What you should do: Type out the complete listing below word for word, without its pictures.

──────── Records to process ────────

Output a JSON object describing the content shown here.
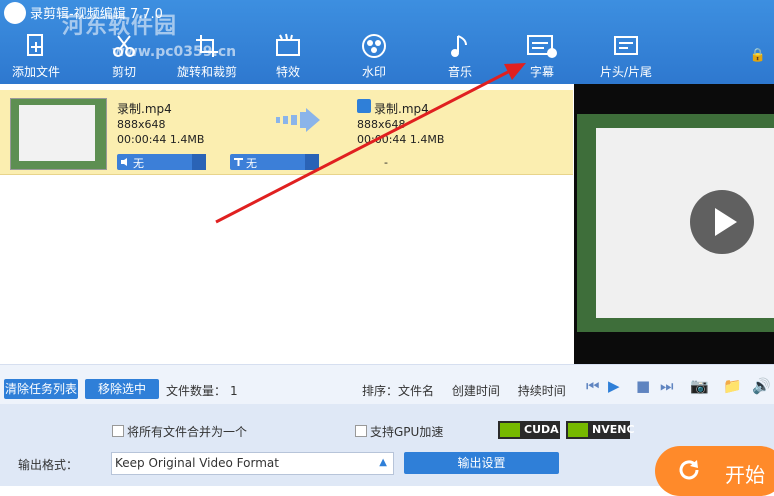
{
  "window": {
    "title": "录剪辑-视频编辑 7.7.0"
  },
  "watermark": {
    "text": "河东软件园",
    "url": "www.pc0359.cn"
  },
  "toolbar": {
    "items": [
      {
        "label": "添加文件",
        "icon": "add-file-icon"
      },
      {
        "label": "剪切",
        "icon": "scissors-icon"
      },
      {
        "label": "旋转和裁剪",
        "icon": "crop-rotate-icon"
      },
      {
        "label": "特效",
        "icon": "effects-icon"
      },
      {
        "label": "水印",
        "icon": "watermark-icon"
      },
      {
        "label": "音乐",
        "icon": "music-icon"
      },
      {
        "label": "字幕",
        "icon": "subtitle-icon"
      },
      {
        "label": "片头/片尾",
        "icon": "intro-outro-icon"
      }
    ]
  },
  "file": {
    "source": {
      "name": "录制.mp4",
      "resolution": "888x648",
      "duration_size": "00:00:44 1.4MB"
    },
    "output": {
      "name": "录制.mp4",
      "resolution": "888x648",
      "duration_size": "00:00:44 1.4MB"
    },
    "audio_track": "无",
    "subtitle_track": "无",
    "extra": "-"
  },
  "task_bar": {
    "clear_label": "清除任务列表",
    "remove_label": "移除选中",
    "count_label": "文件数量：",
    "count_value": "1",
    "sort_label": "排序：",
    "sort_name": "文件名",
    "sort_created": "创建时间",
    "sort_duration": "持续时间"
  },
  "settings": {
    "merge_label": "将所有文件合并为一个",
    "gpu_label": "支持GPU加速",
    "cuda_label": "CUDA",
    "nvenc_label": "NVENC",
    "output_format_label": "输出格式：",
    "output_format_value": "Keep Original Video Format",
    "output_settings_label": "输出设置",
    "start_label": "开始"
  },
  "colors": {
    "toolbar": "#2e78cf",
    "accent": "#2f7fd8",
    "selected_row": "#fbeeb0",
    "start": "#ff8a2a",
    "annotation_arrow": "#e02020"
  }
}
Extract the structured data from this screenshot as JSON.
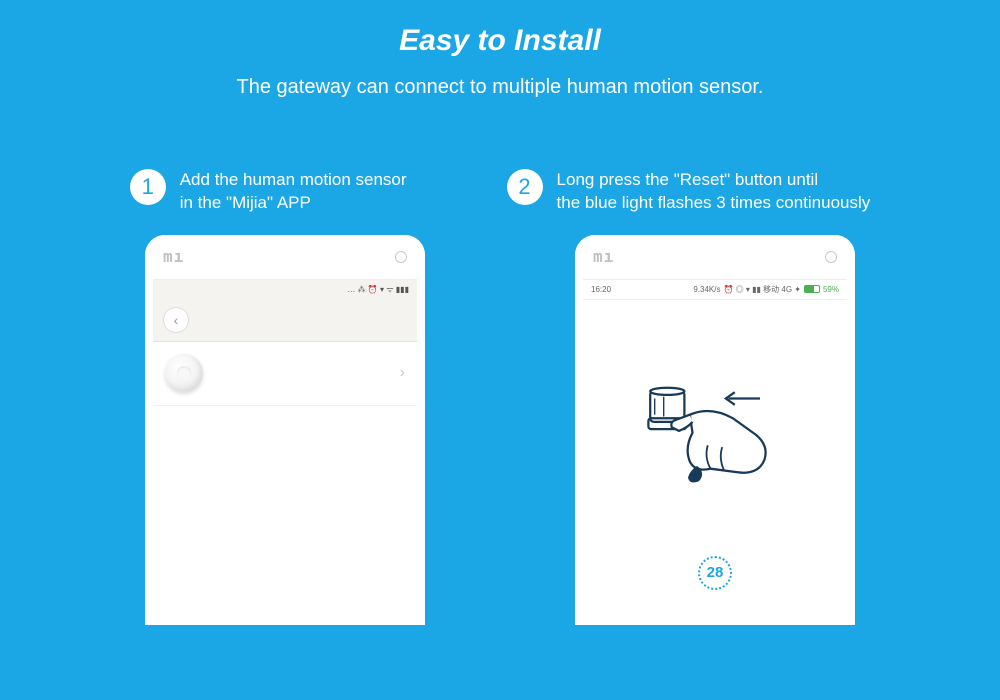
{
  "header": {
    "title": "Easy to Install",
    "subtitle": "The gateway can connect to multiple human motion sensor."
  },
  "steps": [
    {
      "num": "1",
      "line1": "Add the human motion sensor",
      "line2": " in the \"Mijia\" APP"
    },
    {
      "num": "2",
      "line1": "Long press the \"Reset\" button until",
      "line2": "the blue light flashes 3 times continuously"
    }
  ],
  "phone_logo": "mı",
  "phone1": {
    "statusbar": "… ⁂ ⏰ ▾ ᯤ ▮▮▮"
  },
  "phone2": {
    "time": "16:20",
    "speed": "9.34K/s",
    "icons": "⏰ ◎ ▾ ▮▮ 移动 4G ✦",
    "battery": "59%",
    "countdown": "28"
  }
}
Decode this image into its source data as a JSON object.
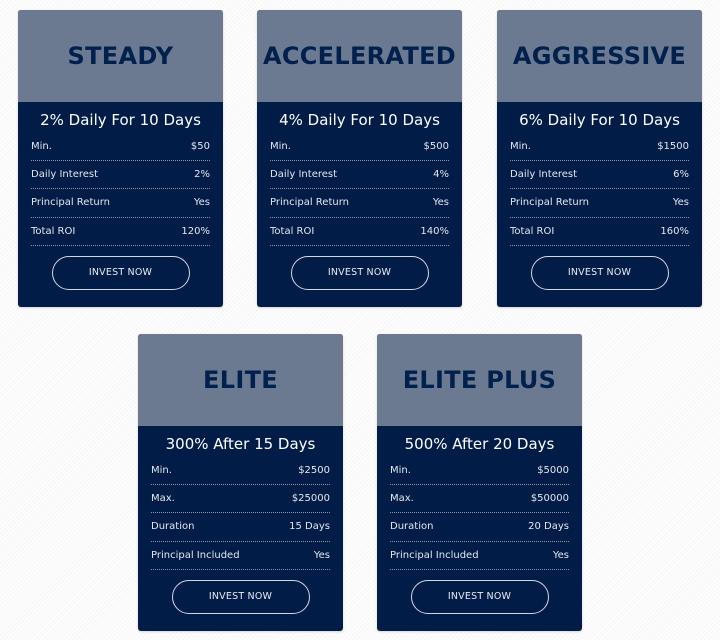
{
  "colors": {
    "header_bg": "#6b7a90",
    "body_bg": "#001c47",
    "title_text": "#00204e"
  },
  "plans": [
    {
      "name": "STEADY",
      "headline": "2% Daily For 10 Days",
      "rows": [
        {
          "label": "Min.",
          "value": "$50"
        },
        {
          "label": "Daily Interest",
          "value": "2%"
        },
        {
          "label": "Principal Return",
          "value": "Yes"
        },
        {
          "label": "Total ROI",
          "value": "120%"
        }
      ],
      "button": "INVEST NOW"
    },
    {
      "name": "ACCELERATED",
      "headline": "4% Daily For 10 Days",
      "rows": [
        {
          "label": "Min.",
          "value": "$500"
        },
        {
          "label": "Daily Interest",
          "value": "4%"
        },
        {
          "label": "Principal Return",
          "value": "Yes"
        },
        {
          "label": "Total ROI",
          "value": "140%"
        }
      ],
      "button": "INVEST NOW"
    },
    {
      "name": "AGGRESSIVE",
      "headline": "6% Daily For 10 Days",
      "rows": [
        {
          "label": "Min.",
          "value": "$1500"
        },
        {
          "label": "Daily Interest",
          "value": "6%"
        },
        {
          "label": "Principal Return",
          "value": "Yes"
        },
        {
          "label": "Total ROI",
          "value": "160%"
        }
      ],
      "button": "INVEST NOW"
    },
    {
      "name": "ELITE",
      "headline": "300% After 15 Days",
      "rows": [
        {
          "label": "Min.",
          "value": "$2500"
        },
        {
          "label": "Max.",
          "value": "$25000"
        },
        {
          "label": "Duration",
          "value": "15 Days"
        },
        {
          "label": "Principal Included",
          "value": "Yes"
        }
      ],
      "button": "INVEST NOW"
    },
    {
      "name": "ELITE PLUS",
      "headline": "500% After 20 Days",
      "rows": [
        {
          "label": "Min.",
          "value": "$5000"
        },
        {
          "label": "Max.",
          "value": "$50000"
        },
        {
          "label": "Duration",
          "value": "20 Days"
        },
        {
          "label": "Principal Included",
          "value": "Yes"
        }
      ],
      "button": "INVEST NOW"
    }
  ]
}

────────

Output for this task:
Output a JSON object describing the content shown here.
{
  "window": {
    "title": "录剪辑-视频编辑 7.7.0"
  },
  "watermark": {
    "text": "河东软件园",
    "url": "www.pc0359.cn"
  },
  "toolbar": {
    "items": [
      {
        "label": "添加文件",
        "icon": "add-file-icon"
      },
      {
        "label": "剪切",
        "icon": "scissors-icon"
      },
      {
        "label": "旋转和裁剪",
        "icon": "crop-rotate-icon"
      },
      {
        "label": "特效",
        "icon": "effects-icon"
      },
      {
        "label": "水印",
        "icon": "watermark-icon"
      },
      {
        "label": "音乐",
        "icon": "music-icon"
      },
      {
        "label": "字幕",
        "icon": "subtitle-icon"
      },
      {
        "label": "片头/片尾",
        "icon": "intro-outro-icon"
      }
    ]
  },
  "file": {
    "source": {
      "name": "录制.mp4",
      "resolution": "888x648",
      "duration_size": "00:00:44 1.4MB"
    },
    "output": {
      "name": "录制.mp4",
      "resolution": "888x648",
      "duration_size": "00:00:44 1.4MB"
    },
    "audio_track": "无",
    "subtitle_track": "无",
    "extra": "-"
  },
  "task_bar": {
    "clear_label": "清除任务列表",
    "remove_label": "移除选中",
    "count_label": "文件数量：",
    "count_value": "1",
    "sort_label": "排序：",
    "sort_name": "文件名",
    "sort_created": "创建时间",
    "sort_duration": "持续时间"
  },
  "settings": {
    "merge_label": "将所有文件合并为一个",
    "gpu_label": "支持GPU加速",
    "cuda_label": "CUDA",
    "nvenc_label": "NVENC",
    "output_format_label": "输出格式：",
    "output_format_value": "Keep Original Video Format",
    "output_settings_label": "输出设置",
    "start_label": "开始"
  },
  "colors": {
    "toolbar": "#2e78cf",
    "accent": "#2f7fd8",
    "selected_row": "#fbeeb0",
    "start": "#ff8a2a",
    "annotation_arrow": "#e02020"
  }
}
Extract the structured data from this screenshot as JSON.
{
  "header": {
    "title": "Easy to Install",
    "subtitle": "The gateway can connect to multiple human motion sensor."
  },
  "steps": [
    {
      "num": "1",
      "line1": "Add the human motion sensor",
      "line2": " in the \"Mijia\" APP"
    },
    {
      "num": "2",
      "line1": "Long press the \"Reset\" button until",
      "line2": "the blue light flashes 3 times continuously"
    }
  ],
  "phone_logo": "mı",
  "phone1": {
    "statusbar": "… ⁂ ⏰ ▾ ᯤ ▮▮▮"
  },
  "phone2": {
    "time": "16:20",
    "speed": "9.34K/s",
    "icons": "⏰ ◎ ▾ ▮▮ 移动 4G ✦",
    "battery": "59%",
    "countdown": "28"
  }
}
Decode this image into its source data as a JSON object.
{
  "colors": {
    "header_bg": "#6b7a90",
    "body_bg": "#001c47",
    "title_text": "#00204e"
  },
  "plans": [
    {
      "name": "STEADY",
      "headline": "2% Daily For 10 Days",
      "rows": [
        {
          "label": "Min.",
          "value": "$50"
        },
        {
          "label": "Daily Interest",
          "value": "2%"
        },
        {
          "label": "Principal Return",
          "value": "Yes"
        },
        {
          "label": "Total ROI",
          "value": "120%"
        }
      ],
      "button": "INVEST NOW"
    },
    {
      "name": "ACCELERATED",
      "headline": "4% Daily For 10 Days",
      "rows": [
        {
          "label": "Min.",
          "value": "$500"
        },
        {
          "label": "Daily Interest",
          "value": "4%"
        },
        {
          "label": "Principal Return",
          "value": "Yes"
        },
        {
          "label": "Total ROI",
          "value": "140%"
        }
      ],
      "button": "INVEST NOW"
    },
    {
      "name": "AGGRESSIVE",
      "headline": "6% Daily For 10 Days",
      "rows": [
        {
          "label": "Min.",
          "value": "$1500"
        },
        {
          "label": "Daily Interest",
          "value": "6%"
        },
        {
          "label": "Principal Return",
          "value": "Yes"
        },
        {
          "label": "Total ROI",
          "value": "160%"
        }
      ],
      "button": "INVEST NOW"
    },
    {
      "name": "ELITE",
      "headline": "300% After 15 Days",
      "rows": [
        {
          "label": "Min.",
          "value": "$2500"
        },
        {
          "label": "Max.",
          "value": "$25000"
        },
        {
          "label": "Duration",
          "value": "15 Days"
        },
        {
          "label": "Principal Included",
          "value": "Yes"
        }
      ],
      "button": "INVEST NOW"
    },
    {
      "name": "ELITE PLUS",
      "headline": "500% After 20 Days",
      "rows": [
        {
          "label": "Min.",
          "value": "$5000"
        },
        {
          "label": "Max.",
          "value": "$50000"
        },
        {
          "label": "Duration",
          "value": "20 Days"
        },
        {
          "label": "Principal Included",
          "value": "Yes"
        }
      ],
      "button": "INVEST NOW"
    }
  ]
}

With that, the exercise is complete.